# [Passage for review]
━━━━━━━━━━━━━━━━━━━━━━━━━━━━━━

- Directed by: Marlon Riggs
- Starring: Cornel West bell hooks Angela Davis Essex Hemphill Bill T. Jones Marlon Riggs
- Release date: 1995;
- Running time: 87 mins.
- Country: United States
- Language: English

= Black Is... Black Ain't =

1995 American documentary film by Marlon Riggs

Black Is... Black Ain't is a 1995 award-winning feature-length documentary by Marlon Riggs. It explores the multiplicity of expressions of African-American identity.

==Overview==
Black Is... Black Ain't is an exploration and comprehensive commentary of the Black experience in America. Riggs establishes that there is no singular definition of what it means "to be Black". The very form and content illustrate Blackness in its multiplicities. The film presents a plethora of black identities disallowing for generalization or stereotyping of the larger Black community. Riggs explores a diverse range of topics including the history, and rise of African American, patriarchal structure and its effects on the perception of Black families, men and women today.

━━━━━━━━━━━━━━━━━━━━━━━━━━━━━━

# [Provided material]
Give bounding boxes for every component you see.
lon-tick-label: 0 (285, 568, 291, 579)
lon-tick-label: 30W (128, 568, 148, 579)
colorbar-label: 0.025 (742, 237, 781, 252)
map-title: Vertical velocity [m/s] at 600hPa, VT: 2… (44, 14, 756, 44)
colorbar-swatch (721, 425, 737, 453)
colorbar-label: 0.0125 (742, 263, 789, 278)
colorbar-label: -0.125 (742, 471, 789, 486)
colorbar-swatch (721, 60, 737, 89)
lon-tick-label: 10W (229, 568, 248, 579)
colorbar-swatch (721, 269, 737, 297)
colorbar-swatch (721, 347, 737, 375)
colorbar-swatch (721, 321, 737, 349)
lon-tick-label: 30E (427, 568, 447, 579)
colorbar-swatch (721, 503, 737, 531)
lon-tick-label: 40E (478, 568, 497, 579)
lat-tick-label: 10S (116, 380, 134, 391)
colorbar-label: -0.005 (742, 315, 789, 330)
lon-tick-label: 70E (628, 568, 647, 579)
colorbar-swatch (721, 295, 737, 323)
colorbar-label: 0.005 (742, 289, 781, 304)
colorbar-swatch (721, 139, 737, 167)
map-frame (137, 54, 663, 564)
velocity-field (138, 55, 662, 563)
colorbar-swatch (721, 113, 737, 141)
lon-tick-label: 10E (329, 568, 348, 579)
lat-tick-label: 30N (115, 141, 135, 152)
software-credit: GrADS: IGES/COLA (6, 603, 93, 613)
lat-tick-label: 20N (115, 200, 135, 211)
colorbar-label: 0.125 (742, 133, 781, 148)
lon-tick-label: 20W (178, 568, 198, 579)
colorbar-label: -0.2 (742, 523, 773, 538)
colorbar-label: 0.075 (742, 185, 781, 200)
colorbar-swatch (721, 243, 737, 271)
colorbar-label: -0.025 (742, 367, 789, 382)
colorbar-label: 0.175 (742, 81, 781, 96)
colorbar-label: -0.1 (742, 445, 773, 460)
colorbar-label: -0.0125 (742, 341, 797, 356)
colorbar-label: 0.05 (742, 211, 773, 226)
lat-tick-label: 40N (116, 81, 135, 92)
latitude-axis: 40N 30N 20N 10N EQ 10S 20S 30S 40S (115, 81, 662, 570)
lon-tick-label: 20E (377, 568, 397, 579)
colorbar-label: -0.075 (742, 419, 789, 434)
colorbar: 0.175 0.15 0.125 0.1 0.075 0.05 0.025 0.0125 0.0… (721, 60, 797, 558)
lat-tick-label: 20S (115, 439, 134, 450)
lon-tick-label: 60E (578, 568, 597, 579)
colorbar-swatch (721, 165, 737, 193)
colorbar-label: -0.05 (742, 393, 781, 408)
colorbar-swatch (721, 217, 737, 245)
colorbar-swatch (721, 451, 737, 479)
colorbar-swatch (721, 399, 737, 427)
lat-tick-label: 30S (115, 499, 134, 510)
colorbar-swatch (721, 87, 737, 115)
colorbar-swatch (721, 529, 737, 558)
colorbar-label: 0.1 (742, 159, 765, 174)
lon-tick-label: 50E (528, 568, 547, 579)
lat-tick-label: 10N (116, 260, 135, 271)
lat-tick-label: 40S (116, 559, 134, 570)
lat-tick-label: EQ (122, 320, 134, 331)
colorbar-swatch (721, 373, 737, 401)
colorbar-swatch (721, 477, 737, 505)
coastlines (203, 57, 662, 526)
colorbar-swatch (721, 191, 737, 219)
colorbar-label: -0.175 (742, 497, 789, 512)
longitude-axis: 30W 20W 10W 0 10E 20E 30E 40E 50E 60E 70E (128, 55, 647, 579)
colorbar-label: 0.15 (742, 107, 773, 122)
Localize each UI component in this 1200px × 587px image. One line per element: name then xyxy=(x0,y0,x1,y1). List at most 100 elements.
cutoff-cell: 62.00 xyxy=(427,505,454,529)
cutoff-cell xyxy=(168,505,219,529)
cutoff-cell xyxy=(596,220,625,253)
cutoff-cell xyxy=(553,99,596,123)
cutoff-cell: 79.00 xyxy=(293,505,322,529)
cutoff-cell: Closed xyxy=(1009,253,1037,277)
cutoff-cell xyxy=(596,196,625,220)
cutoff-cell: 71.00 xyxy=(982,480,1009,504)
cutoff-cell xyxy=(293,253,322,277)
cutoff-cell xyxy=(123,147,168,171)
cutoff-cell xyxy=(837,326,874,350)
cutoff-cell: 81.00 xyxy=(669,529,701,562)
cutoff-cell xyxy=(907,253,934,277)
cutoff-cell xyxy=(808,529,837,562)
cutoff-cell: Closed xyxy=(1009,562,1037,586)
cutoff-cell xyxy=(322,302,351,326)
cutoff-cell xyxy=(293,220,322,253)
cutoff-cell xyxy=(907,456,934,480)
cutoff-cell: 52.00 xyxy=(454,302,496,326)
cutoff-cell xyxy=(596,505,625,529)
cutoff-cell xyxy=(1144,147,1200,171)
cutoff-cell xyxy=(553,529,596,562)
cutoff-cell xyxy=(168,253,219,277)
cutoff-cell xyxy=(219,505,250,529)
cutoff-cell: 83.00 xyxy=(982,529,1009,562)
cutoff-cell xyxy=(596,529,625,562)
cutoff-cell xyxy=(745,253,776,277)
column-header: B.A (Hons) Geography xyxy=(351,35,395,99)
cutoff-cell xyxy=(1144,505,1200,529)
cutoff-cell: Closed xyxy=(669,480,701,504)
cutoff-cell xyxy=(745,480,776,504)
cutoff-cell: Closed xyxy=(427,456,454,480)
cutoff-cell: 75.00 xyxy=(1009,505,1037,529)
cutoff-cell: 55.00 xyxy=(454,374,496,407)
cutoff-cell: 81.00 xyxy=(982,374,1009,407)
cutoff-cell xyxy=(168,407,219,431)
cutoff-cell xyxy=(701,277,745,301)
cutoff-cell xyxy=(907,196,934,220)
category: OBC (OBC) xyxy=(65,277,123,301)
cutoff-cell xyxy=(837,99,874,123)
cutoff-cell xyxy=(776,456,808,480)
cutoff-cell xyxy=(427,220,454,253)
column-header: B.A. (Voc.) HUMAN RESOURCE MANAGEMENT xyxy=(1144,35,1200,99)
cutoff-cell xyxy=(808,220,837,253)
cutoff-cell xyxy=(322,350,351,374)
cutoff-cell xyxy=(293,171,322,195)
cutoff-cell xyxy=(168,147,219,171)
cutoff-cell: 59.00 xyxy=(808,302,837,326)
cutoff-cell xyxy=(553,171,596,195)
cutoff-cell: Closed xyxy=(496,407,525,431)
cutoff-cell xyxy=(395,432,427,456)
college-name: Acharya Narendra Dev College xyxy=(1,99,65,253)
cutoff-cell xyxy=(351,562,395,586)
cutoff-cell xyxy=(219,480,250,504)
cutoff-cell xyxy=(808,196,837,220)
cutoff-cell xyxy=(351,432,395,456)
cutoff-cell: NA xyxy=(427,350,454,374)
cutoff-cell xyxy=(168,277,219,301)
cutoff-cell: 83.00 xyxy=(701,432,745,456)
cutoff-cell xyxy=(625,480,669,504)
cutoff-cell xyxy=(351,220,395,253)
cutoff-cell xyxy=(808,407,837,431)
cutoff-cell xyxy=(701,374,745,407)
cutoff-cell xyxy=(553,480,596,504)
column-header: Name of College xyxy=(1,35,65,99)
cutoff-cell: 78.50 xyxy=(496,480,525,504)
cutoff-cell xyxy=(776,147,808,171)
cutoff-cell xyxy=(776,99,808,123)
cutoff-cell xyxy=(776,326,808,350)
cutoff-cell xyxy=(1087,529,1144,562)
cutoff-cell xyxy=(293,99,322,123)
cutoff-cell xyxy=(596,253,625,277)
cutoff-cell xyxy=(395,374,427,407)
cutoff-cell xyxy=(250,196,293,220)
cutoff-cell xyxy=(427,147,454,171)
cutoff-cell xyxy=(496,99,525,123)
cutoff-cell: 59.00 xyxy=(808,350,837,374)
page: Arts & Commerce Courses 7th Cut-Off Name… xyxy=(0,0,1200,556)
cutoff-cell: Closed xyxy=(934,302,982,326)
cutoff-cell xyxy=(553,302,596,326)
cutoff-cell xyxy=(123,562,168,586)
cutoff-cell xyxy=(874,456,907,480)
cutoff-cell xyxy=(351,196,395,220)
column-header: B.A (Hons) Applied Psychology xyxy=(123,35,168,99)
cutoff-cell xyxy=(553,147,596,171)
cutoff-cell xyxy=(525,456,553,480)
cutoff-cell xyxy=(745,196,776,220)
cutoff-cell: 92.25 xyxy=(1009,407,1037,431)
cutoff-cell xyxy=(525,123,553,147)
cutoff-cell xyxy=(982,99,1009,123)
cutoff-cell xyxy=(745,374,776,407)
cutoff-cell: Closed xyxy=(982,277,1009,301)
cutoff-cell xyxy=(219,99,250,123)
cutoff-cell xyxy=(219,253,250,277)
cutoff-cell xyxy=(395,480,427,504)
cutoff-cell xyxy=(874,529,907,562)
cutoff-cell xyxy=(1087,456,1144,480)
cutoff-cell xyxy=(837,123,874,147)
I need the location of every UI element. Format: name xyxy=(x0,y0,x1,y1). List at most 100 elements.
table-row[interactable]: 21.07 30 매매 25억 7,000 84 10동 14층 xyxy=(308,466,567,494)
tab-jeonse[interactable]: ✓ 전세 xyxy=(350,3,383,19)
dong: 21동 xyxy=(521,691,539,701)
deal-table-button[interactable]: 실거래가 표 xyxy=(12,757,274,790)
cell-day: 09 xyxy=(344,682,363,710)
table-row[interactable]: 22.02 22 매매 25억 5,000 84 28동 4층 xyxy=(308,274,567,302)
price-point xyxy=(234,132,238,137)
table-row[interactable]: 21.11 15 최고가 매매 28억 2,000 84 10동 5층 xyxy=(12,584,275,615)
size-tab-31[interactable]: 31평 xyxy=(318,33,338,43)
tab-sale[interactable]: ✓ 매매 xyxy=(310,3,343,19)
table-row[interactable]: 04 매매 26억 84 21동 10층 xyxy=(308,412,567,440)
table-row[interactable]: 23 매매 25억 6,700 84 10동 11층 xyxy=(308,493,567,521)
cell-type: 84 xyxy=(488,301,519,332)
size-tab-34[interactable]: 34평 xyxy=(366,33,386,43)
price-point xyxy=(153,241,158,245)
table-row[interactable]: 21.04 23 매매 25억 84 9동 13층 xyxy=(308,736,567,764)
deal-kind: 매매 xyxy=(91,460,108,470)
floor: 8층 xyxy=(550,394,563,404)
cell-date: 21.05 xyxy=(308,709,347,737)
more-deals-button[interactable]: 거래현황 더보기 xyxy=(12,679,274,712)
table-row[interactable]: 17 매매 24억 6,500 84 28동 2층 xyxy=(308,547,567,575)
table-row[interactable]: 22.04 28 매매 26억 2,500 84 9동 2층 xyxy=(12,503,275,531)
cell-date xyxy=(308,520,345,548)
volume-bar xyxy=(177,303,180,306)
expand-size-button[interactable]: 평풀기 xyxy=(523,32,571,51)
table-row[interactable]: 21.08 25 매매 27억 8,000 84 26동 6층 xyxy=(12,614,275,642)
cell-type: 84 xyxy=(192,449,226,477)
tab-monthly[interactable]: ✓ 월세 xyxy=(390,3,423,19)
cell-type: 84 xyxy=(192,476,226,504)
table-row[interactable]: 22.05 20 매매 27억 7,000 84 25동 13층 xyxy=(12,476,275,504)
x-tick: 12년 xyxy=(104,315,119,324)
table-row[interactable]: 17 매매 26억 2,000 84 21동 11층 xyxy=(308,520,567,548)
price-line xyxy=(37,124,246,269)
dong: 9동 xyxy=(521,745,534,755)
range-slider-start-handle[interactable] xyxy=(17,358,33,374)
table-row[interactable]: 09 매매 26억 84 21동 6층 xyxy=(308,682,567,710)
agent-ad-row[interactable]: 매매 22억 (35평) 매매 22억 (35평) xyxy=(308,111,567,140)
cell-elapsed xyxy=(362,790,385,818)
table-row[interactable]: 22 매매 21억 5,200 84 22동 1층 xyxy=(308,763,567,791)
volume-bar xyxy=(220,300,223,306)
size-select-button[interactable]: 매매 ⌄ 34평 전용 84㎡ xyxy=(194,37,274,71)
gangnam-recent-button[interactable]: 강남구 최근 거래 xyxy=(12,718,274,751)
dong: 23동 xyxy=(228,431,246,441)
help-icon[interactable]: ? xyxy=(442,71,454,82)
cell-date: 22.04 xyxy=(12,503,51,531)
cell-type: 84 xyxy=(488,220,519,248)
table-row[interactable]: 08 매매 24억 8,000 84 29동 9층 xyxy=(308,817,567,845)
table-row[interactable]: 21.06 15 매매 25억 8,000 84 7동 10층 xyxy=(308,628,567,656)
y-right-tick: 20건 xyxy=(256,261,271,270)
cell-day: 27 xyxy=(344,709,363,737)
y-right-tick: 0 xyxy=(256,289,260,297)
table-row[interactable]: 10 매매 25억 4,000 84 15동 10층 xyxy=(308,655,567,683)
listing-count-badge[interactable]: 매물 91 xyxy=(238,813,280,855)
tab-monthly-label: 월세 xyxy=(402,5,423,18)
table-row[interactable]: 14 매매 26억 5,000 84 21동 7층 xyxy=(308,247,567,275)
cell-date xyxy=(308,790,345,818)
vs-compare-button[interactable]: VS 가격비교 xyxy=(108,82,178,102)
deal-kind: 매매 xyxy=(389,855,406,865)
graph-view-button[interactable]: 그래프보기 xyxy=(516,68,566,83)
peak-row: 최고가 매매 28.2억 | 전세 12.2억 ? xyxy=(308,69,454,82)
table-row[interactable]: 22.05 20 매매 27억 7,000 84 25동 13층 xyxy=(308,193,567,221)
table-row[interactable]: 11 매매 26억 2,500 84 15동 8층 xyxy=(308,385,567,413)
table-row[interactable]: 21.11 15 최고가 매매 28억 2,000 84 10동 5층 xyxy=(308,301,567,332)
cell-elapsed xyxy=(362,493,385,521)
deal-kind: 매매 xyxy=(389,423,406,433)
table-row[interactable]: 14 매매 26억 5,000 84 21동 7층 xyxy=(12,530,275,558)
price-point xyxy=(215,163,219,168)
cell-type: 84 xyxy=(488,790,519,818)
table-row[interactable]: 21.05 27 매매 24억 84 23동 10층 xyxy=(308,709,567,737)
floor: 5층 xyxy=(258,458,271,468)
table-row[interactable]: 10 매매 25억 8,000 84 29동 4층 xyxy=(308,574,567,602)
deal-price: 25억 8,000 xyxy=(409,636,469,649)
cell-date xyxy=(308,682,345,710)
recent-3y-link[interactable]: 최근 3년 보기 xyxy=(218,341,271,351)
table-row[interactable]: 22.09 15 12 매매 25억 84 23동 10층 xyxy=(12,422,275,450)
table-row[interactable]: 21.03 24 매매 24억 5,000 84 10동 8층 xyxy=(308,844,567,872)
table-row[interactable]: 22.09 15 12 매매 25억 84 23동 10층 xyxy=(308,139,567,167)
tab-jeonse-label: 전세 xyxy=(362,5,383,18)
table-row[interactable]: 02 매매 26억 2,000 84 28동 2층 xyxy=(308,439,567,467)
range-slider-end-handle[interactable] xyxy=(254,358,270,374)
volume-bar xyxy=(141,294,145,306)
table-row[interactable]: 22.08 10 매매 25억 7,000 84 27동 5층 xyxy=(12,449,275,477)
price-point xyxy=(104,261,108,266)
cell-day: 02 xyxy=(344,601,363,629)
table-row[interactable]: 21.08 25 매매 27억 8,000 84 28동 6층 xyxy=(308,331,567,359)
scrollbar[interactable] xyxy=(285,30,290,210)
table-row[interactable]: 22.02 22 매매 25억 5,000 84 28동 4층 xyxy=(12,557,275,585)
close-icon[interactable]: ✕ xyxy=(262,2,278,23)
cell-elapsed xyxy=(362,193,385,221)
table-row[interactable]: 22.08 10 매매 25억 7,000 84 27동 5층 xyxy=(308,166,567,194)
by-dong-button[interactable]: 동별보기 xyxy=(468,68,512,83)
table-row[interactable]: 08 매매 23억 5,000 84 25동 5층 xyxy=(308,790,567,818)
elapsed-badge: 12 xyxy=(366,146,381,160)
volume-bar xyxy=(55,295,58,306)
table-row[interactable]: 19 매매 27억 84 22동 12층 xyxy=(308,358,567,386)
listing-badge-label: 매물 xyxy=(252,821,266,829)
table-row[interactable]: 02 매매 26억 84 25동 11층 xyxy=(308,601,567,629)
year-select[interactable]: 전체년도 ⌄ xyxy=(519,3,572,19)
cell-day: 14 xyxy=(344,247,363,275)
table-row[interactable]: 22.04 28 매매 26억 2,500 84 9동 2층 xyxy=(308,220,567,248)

━━━━━━━━━━━━━━━━━━━━━━━━━━━━━━

# [Tasks to complete]
1. Decide whether each statement agrees with the text about the documentary film, answering yes or no and quoting the deciding words: (a) The film runs 87 minutes. (b) Riggs offers one fixed definition of being Black. (c) The film is in Spanish.
2. Resume the text about the documentary film from the point where it stops.
The records have no connection to the text about the documentary film.

# [Outputs by task]
1.
(a) Yes: "Running time: 87 mins."
(b) No: "Riggs establishes that there is no singular definition of what it means"
(c) No: "Language: English"

2.
Riggs uses his grandmother's gumbo as a metaphor for the rich diversity of Black identities. The metaphor takes a traditional, archetypal black symbol and changes the interpretation. Gumbo is made of anything and everything, and as the camera moves close to the pot, the viewer can sense that the dish is made of different, clashing ingredients. The gumbo alludes to the diverse black community, symbolizing unity, communion, and inclusiveness. The film traverses the country interviewing African Americans young and old, rich and poor, Northern and Southern, rural and urban, gay and straight, as they discuss the numerous, often contested definitions of Blackness. Riggs mixes performances by choreographer Bill T. Jones and poet Essex Hemphill with commentary by noted activist Angela Y. Davis, and cultural critics bell hooks, Cornel West, Michele Wallace, Barbara Smith and Maulana Karenga to create a flavorful stew of personal testimony, music, and history.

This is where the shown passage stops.